------ Data ------
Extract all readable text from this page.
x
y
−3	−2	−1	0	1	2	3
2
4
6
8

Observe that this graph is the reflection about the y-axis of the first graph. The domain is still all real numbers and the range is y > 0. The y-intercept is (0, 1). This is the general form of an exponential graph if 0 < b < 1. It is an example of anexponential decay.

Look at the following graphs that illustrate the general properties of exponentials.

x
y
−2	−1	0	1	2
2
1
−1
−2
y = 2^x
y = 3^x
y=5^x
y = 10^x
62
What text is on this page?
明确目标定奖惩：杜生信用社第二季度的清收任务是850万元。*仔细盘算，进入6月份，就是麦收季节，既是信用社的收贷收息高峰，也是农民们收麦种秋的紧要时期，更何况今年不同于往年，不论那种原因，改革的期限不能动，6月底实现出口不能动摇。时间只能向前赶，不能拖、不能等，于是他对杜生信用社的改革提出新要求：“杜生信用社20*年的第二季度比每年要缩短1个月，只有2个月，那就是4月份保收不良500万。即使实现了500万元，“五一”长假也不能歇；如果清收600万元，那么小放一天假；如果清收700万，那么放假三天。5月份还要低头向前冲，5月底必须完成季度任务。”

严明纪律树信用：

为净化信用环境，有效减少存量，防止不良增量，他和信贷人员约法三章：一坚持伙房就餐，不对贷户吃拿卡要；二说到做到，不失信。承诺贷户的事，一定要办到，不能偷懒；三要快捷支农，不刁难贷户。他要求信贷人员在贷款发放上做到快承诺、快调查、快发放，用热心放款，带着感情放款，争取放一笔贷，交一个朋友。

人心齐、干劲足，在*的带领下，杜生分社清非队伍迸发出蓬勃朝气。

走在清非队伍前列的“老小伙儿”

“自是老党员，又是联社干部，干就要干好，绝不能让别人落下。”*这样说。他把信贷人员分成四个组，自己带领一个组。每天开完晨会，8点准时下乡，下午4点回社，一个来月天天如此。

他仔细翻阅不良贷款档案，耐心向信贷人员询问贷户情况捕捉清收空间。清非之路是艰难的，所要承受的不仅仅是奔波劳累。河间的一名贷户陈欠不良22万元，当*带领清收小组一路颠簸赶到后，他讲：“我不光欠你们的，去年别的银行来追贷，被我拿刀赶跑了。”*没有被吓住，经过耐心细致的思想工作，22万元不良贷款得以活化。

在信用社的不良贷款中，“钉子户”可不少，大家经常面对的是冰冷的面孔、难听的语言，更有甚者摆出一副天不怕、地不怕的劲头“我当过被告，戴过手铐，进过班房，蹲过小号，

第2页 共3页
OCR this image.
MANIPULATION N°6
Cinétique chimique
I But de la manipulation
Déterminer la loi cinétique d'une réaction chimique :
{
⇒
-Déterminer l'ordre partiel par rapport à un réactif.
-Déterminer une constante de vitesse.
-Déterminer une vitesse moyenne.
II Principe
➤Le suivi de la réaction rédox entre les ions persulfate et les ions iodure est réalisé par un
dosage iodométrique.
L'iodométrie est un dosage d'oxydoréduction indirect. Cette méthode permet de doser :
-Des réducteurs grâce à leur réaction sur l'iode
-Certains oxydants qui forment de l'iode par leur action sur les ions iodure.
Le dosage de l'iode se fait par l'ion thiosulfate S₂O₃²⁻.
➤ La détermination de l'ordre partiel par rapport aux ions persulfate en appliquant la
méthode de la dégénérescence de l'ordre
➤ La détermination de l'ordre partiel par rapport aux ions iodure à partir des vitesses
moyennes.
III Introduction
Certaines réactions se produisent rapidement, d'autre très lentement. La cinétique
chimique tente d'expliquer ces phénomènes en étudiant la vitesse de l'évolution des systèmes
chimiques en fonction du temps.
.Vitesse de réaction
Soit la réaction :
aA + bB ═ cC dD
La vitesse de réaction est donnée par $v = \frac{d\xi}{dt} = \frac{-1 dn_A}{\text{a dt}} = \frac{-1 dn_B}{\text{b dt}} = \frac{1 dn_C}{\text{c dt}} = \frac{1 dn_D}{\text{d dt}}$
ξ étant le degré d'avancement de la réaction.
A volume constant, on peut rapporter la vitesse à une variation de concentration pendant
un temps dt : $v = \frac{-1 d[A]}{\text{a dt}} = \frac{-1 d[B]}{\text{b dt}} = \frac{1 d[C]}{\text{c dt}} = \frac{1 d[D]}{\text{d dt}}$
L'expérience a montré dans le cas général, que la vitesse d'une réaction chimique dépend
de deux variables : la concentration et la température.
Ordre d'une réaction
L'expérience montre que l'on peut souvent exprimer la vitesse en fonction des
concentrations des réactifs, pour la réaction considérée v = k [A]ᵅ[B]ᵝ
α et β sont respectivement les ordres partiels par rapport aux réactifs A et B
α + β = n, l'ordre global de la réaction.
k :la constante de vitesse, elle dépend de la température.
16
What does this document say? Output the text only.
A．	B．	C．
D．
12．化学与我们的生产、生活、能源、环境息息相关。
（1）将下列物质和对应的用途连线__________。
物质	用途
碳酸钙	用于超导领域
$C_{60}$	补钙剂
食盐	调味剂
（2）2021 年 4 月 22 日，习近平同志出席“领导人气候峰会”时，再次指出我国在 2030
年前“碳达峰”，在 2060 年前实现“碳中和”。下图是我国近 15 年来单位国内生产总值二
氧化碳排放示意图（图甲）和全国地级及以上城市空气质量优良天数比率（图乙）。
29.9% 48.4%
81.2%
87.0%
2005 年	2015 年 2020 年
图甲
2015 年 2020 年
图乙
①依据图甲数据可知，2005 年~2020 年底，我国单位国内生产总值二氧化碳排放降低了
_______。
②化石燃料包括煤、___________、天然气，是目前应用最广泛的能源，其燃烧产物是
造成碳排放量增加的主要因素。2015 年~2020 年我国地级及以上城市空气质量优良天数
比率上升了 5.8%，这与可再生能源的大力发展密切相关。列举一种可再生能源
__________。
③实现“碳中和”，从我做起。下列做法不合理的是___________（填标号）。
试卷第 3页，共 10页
------
What is the number of lines in the data above that include the word "general"? Answer with that number only.

2